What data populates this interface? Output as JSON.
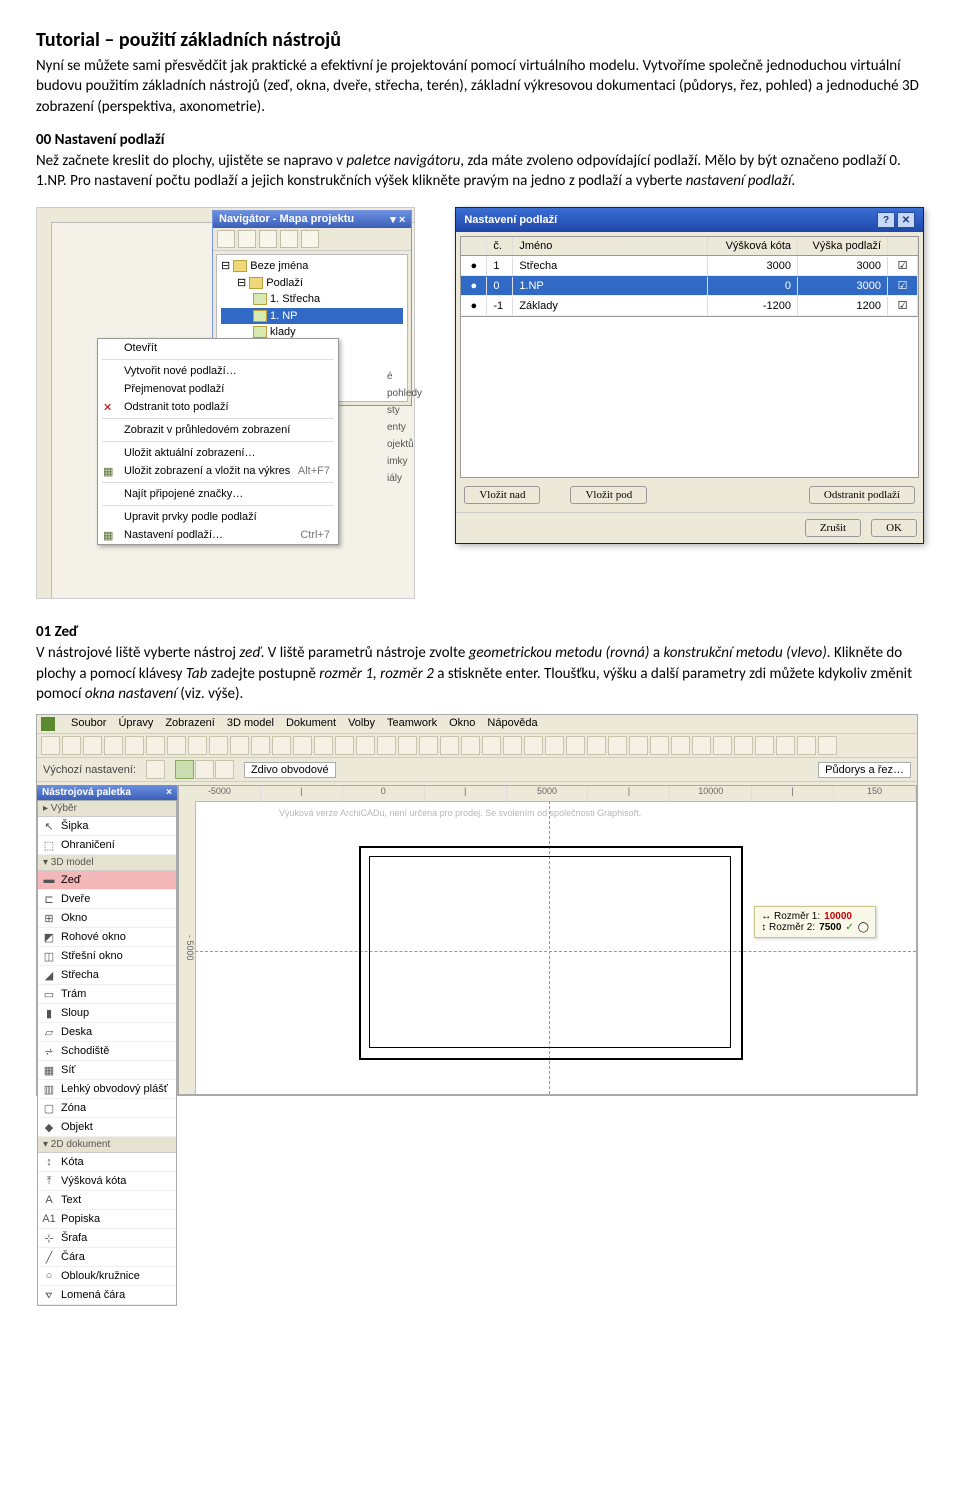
{
  "title": "Tutorial – použití základních nástrojů",
  "intro1": "Nyní se můžete sami přesvědčit jak praktické a efektivní je projektování pomocí virtuálního modelu. Vytvoříme společně jednoduchou virtuální budovu použitím základních nástrojů (zeď, okna, dveře, střecha, terén), základní výkresovou dokumentaci (půdorys, řez, pohled) a jednoduché 3D zobrazení (perspektiva, axonometrie).",
  "sec00_title": "00 Nastavení podlaží",
  "sec00_body_a": "Než začnete kreslit do plochy, ujistěte se napravo v ",
  "sec00_i1": "paletce navigátoru",
  "sec00_body_b": ", zda máte zvoleno odpovídající podlaží. Mělo by být označeno podlaží 0. 1.NP. Pro nastavení počtu podlaží a jejich konstrukčních výšek klikněte pravým na jedno z podlaží a vyberte ",
  "sec00_i2": "nastavení podlaží",
  "sec00_body_c": ".",
  "nav": {
    "title": "Navigátor - Mapa projektu",
    "close": "▾ ×",
    "tree": {
      "root": "Beze jména",
      "n1": "Podlaží",
      "n2": "1. Střecha",
      "n3": "1. NP",
      "n4": "klady"
    },
    "side": [
      "é pohledy",
      "sty",
      "enty",
      "ojektů",
      "imky",
      "iály"
    ]
  },
  "ctx": {
    "items": [
      {
        "t": "Otevřít"
      },
      {
        "sep": true
      },
      {
        "t": "Vytvořit nové podlaží…"
      },
      {
        "t": "Přejmenovat podlaží"
      },
      {
        "t": "Odstranit toto podlaží",
        "ic": "x"
      },
      {
        "sep": true
      },
      {
        "t": "Zobrazit v průhledovém zobrazení"
      },
      {
        "sep": true
      },
      {
        "t": "Uložit aktuální zobrazení…"
      },
      {
        "t": "Uložit zobrazení a vložit na výkres",
        "sc": "Alt+F7",
        "ic": "s"
      },
      {
        "sep": true
      },
      {
        "t": "Najít připojené značky…"
      },
      {
        "sep": true
      },
      {
        "t": "Upravit prvky podle podlaží"
      },
      {
        "t": "Nastavení podlaží…",
        "sc": "Ctrl+7",
        "ic": "s"
      }
    ]
  },
  "dlg": {
    "title": "Nastavení podlaží",
    "hd": {
      "num": "č.",
      "name": "Jméno",
      "kota": "Výšková kóta",
      "vys": "Výška podlaží"
    },
    "rows": [
      {
        "b": "●",
        "n": "1",
        "name": "Střecha",
        "k": "3000",
        "v": "3000",
        "c": "☑"
      },
      {
        "b": "●",
        "n": "0",
        "name": "1.NP",
        "k": "0",
        "v": "3000",
        "c": "☑",
        "sel": true
      },
      {
        "b": "●",
        "n": "-1",
        "name": "Základy",
        "k": "-1200",
        "v": "1200",
        "c": "☑"
      }
    ],
    "btn_above": "Vložit nad",
    "btn_below": "Vložit pod",
    "btn_del": "Odstranit podlaží",
    "btn_cancel": "Zrušit",
    "btn_ok": "OK"
  },
  "sec01_title": "01 Zeď",
  "sec01_a": "V nástrojové liště vyberte nástroj ",
  "sec01_i1": "zeď",
  "sec01_b": ". V liště parametrů nástroje zvolte ",
  "sec01_i2": "geometrickou metodu (rovná)",
  "sec01_c": " a ",
  "sec01_i3": "konstrukční metodu (vlevo)",
  "sec01_d": ". Klikněte do plochy a pomocí klávesy ",
  "sec01_i4": "Tab",
  "sec01_e": " zadejte postupně ",
  "sec01_i5": "rozměr 1, rozměr 2",
  "sec01_f": "  a stiskněte enter. Tloušťku, výšku a další parametry zdi můžete kdykoliv změnit pomocí ",
  "sec01_i6": "okna nastavení",
  "sec01_g": " (viz. výše).",
  "app": {
    "menus": [
      "Soubor",
      "Úpravy",
      "Zobrazení",
      "3D model",
      "Dokument",
      "Volby",
      "Teamwork",
      "Okno",
      "Nápověda"
    ],
    "info_lab": "Výchozí nastavení:",
    "info_wall": "Zdivo obvodové",
    "info_plan": "Půdorys a řez…",
    "ruler": [
      " -5000",
      "|",
      "0",
      "|",
      "5000",
      "|",
      "10000",
      "|",
      "150"
    ],
    "rulerV": "- 5000",
    "wm": "Výuková verze ArchiCADu, není určena pro prodej. Se svolením od společnosti Graphisoft.",
    "palette_title": "Nástrojová paletka",
    "grp1": "▸ Výběr",
    "tools1": [
      [
        "↖",
        "Šipka"
      ],
      [
        "⬚",
        "Ohraničení"
      ]
    ],
    "grp2": "▾ 3D model",
    "tools2": [
      [
        "▬",
        "Zeď"
      ],
      [
        "⊏",
        "Dveře"
      ],
      [
        "⊞",
        "Okno"
      ],
      [
        "◩",
        "Rohové okno"
      ],
      [
        "◫",
        "Střešní okno"
      ],
      [
        "◢",
        "Střecha"
      ],
      [
        "▭",
        "Trám"
      ],
      [
        "▮",
        "Sloup"
      ],
      [
        "▱",
        "Deska"
      ],
      [
        "⩫",
        "Schodiště"
      ],
      [
        "▦",
        "Síť"
      ],
      [
        "▥",
        "Lehký obvodový plášť"
      ],
      [
        "▢",
        "Zóna"
      ],
      [
        "◆",
        "Objekt"
      ]
    ],
    "grp3": "▾ 2D dokument",
    "tools3": [
      [
        "↕",
        "Kóta"
      ],
      [
        "⤒",
        "Výšková kóta"
      ],
      [
        "A",
        "Text"
      ],
      [
        "A1",
        "Popiska"
      ],
      [
        "⊹",
        "Šrafa"
      ],
      [
        "╱",
        "Čára"
      ],
      [
        "○",
        "Oblouk/kružnice"
      ],
      [
        "⦡",
        "Lomená čára"
      ]
    ],
    "tracker": {
      "l1": "↔ Rozměr 1:",
      "v1": "10000",
      "l2": "↕ Rozměr 2:",
      "v2": "7500",
      "ok": "✓",
      "ex": "◯"
    }
  }
}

-- PROBLEM DETAILS --
Identify each line holding the string "metodu", and copy it out.

-- SOLVED EXERCISE --
  "sec01_i2": "geometrickou metodu (rovná)",
  "sec01_i3": "konstrukční metodu (vlevo)",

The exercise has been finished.